**PAGE TEXT:**
** START **

Web 2.0 gave the old web a brand new face, and with that, it added cultural and technological changes. Cultural change in the form of weblogging and social networking/bookmarking, technological in the form of User Generated Content and Rich Internet Applications (RIA).

For a change a want to address the latter. Because I’ve got the feeling that there is a cold war going on between Microsoft and Adobe, in their attempt to lure in designers and developers and to make them choose their RIA-products.

Microsoft Silverlight

One of the major introductions on the Microsoft MIX 2007 conference, is a technology called Silverlight, which is a cross-browser, cross-platform plug-in based on a stripped down version of the Windows Presentation Foundation. Microsoft also made a new set of development tools called Expression Blend, which they describe as the tool to make “engaging web-based applications in windows.” In theory this should blur the boundaries between designers and developers, but as I have experienced myself, it’s nearly impossible to make a working application without any knowledge of JavaScript or C#. Silverlight has a lot of potential, especially if it will support C# in the future, but recently Adobe came with a potential competitor.

Adobe Thermo

At the MAX conference Adobe showed their new application codenamed Thermo for the first time. Now I haven’t seen much of it besides these videos, but what’s interesting is that starts with the design and then adds code to that design. Unlike Blend in which you get standard Windows buttons which you can stylize as you wish. Thermo uses normal PSD files and it’s embedded layers and visual styles and turns it into a Flex application.

Both of these new applications are either in, or just out of their beta stage, so they are far from perfect, but nonetheless pose an interesting new way in the process of making internet applications with a variety of disciplines.

** END **

**REQUIREMENTS:**
**a.** From the text above about Microsoft Silverlight and Adobe Thermo, translate this sentence into Spanish: "At the MAX conference Adobe showed their new application codenamed Thermo for the first time."
**b.** Using the text above about Microsoft Silverlight and Adobe Thermo, answer these questions:
(i) At which conference was Silverlight one of the major introductions?
(ii) What is Microsoft's new set of development tools called?
(iii) What kind of files does Thermo use?

**PROVIDED DATA:**
** START **

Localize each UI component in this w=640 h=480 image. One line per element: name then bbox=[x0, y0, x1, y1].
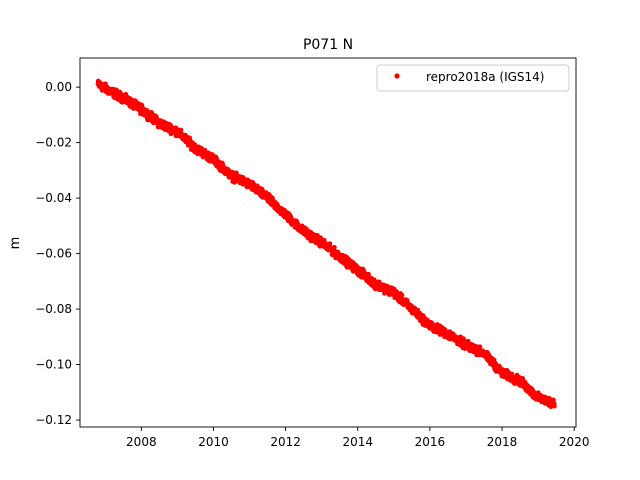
y-axis-title: m bbox=[8, 237, 23, 250]
legend: repro2018a (IGS14) bbox=[376, 64, 570, 92]
data-point bbox=[331, 244, 337, 250]
legend-marker bbox=[394, 73, 400, 79]
x-tick-label: 2018 bbox=[487, 435, 518, 449]
legend-label: repro2018a (IGS14) bbox=[426, 70, 544, 84]
x-tick-label: 2014 bbox=[342, 435, 373, 449]
y-tick-label: −0.06 bbox=[35, 247, 72, 261]
plot-area bbox=[95, 78, 557, 410]
data-point bbox=[551, 403, 557, 409]
y-tick-label: −0.02 bbox=[35, 136, 72, 150]
chart-title: P071 N bbox=[303, 37, 353, 53]
data-point bbox=[366, 271, 371, 277]
y-tick-label: −0.04 bbox=[35, 191, 72, 205]
data-point bbox=[327, 241, 333, 247]
x-tick-label: 2008 bbox=[126, 435, 157, 449]
axes: 2008 2010 2012 2014 2016 2018 2020 0.00 −0.02 −0.… bbox=[35, 57, 590, 449]
x-tick-label: 2016 bbox=[415, 435, 446, 449]
x-tick-label: 2010 bbox=[198, 435, 229, 449]
y-tick-label: −0.10 bbox=[35, 358, 72, 372]
y-tick-label: −0.08 bbox=[35, 302, 72, 316]
y-tick-label: −0.12 bbox=[35, 413, 72, 427]
x-tick-label: 2012 bbox=[270, 435, 301, 449]
x-tick-label: 2020 bbox=[559, 435, 590, 449]
data-point bbox=[399, 292, 405, 298]
y-tick-label: 0.00 bbox=[45, 80, 72, 94]
axes-frame bbox=[79, 57, 577, 428]
data-point bbox=[178, 127, 184, 133]
legend-box bbox=[376, 64, 570, 92]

** END **

**SOLUTIONS TO EACH TASK:**
**a.** En la conferencia MAX, Adobe mostró por primera vez su nueva aplicación con el nombre en clave Thermo.

**b.**
(i) The Microsoft MIX 2007 conference.
(ii) Expression Blend.
(iii) Normal PSD files.